- [JOB] Set out every line bearing the string "testserver".

** Start **

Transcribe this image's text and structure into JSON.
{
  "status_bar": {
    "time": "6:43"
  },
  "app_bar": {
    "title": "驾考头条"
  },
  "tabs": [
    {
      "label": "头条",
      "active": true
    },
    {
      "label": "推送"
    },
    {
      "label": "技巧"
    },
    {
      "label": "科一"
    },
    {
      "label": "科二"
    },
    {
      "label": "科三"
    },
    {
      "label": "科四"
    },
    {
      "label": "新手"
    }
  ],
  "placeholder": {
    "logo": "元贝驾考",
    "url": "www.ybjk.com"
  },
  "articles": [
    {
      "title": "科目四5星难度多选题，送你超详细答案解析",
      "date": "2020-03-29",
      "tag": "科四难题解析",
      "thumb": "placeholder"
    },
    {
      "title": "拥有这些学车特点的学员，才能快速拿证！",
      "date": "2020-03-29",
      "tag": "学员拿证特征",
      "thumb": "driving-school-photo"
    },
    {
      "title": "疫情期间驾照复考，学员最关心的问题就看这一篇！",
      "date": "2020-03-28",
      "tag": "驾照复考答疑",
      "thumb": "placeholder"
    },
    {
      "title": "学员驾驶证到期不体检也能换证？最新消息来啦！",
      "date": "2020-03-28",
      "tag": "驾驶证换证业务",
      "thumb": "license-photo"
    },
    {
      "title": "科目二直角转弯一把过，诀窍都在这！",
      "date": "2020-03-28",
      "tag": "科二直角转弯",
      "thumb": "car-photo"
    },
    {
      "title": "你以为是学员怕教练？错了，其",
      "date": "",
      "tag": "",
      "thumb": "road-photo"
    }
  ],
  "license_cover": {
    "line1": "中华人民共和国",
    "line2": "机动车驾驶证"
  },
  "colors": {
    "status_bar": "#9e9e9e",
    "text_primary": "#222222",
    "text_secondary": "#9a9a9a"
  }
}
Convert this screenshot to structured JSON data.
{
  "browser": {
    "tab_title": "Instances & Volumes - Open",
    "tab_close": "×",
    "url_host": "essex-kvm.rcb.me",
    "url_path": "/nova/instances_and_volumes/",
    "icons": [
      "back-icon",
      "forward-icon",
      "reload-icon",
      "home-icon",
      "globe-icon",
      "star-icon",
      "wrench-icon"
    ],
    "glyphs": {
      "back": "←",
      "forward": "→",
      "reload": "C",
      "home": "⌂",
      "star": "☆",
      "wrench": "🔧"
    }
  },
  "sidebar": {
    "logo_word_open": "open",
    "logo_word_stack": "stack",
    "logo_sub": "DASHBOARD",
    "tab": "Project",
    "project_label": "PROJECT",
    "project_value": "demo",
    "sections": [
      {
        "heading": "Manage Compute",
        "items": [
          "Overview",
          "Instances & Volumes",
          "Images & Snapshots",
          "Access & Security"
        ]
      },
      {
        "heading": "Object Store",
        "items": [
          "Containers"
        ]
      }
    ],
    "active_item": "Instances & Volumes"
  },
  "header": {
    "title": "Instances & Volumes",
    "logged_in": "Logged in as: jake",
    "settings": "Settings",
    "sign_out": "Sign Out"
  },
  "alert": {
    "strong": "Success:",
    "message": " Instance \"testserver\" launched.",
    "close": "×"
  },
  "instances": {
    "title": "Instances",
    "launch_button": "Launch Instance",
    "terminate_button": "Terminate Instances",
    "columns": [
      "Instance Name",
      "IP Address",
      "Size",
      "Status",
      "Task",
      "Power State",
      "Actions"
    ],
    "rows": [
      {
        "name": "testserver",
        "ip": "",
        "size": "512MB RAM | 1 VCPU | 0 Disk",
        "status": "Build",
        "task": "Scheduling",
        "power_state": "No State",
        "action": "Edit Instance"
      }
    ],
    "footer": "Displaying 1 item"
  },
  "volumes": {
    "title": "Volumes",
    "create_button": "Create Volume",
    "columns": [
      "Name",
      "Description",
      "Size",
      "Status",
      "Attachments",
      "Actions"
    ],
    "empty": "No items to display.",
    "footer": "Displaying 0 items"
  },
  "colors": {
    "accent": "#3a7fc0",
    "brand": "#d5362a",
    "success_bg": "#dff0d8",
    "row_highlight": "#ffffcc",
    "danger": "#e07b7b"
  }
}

** End **

- [ANSWER TO THIS EXERCISE]
    "message": " Instance \"testserver\" launched.",
        "name": "testserver",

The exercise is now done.